-- start MATERIAL --

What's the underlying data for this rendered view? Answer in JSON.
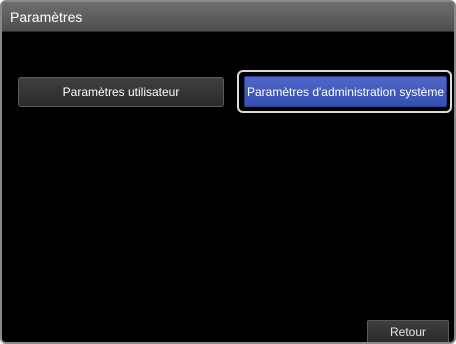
{
  "window": {
    "title": "Paramètres"
  },
  "buttons": {
    "user_settings": "Paramètres utilisateur",
    "admin_settings": "Paramètres d'administration système",
    "back": "Retour"
  },
  "colors": {
    "background": "#000000",
    "titlebar": "#5e5e5e",
    "selected_button": "#3f5bbd",
    "button": "#333333"
  }
}
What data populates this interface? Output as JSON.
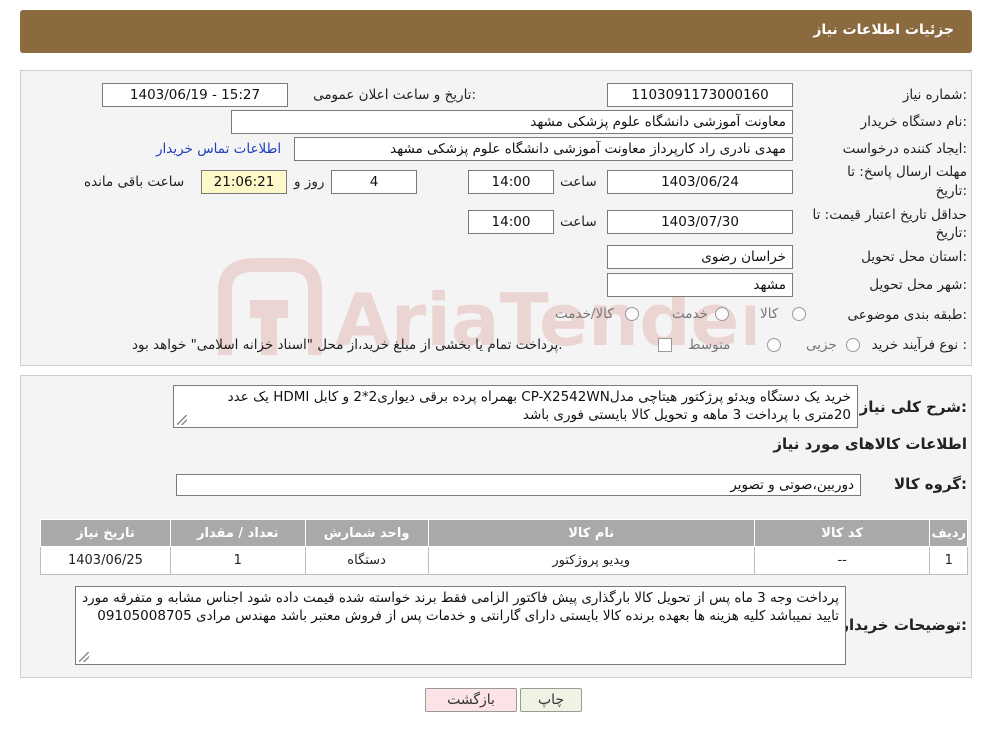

-- end MATERIAL --

Without the pictures, return all the records precisely as they stand.

What's the underlying data for this rendered view? Answer in JSON.
{
  "window": {
    "title": "Paramètres"
  },
  "buttons": {
    "user_settings": "Paramètres utilisateur",
    "admin_settings": "Paramètres d'administration système",
    "back": "Retour"
  },
  "colors": {
    "background": "#000000",
    "titlebar": "#5e5e5e",
    "selected_button": "#3f5bbd",
    "button": "#333333"
  }
}
What data populates this interface? Output as JSON.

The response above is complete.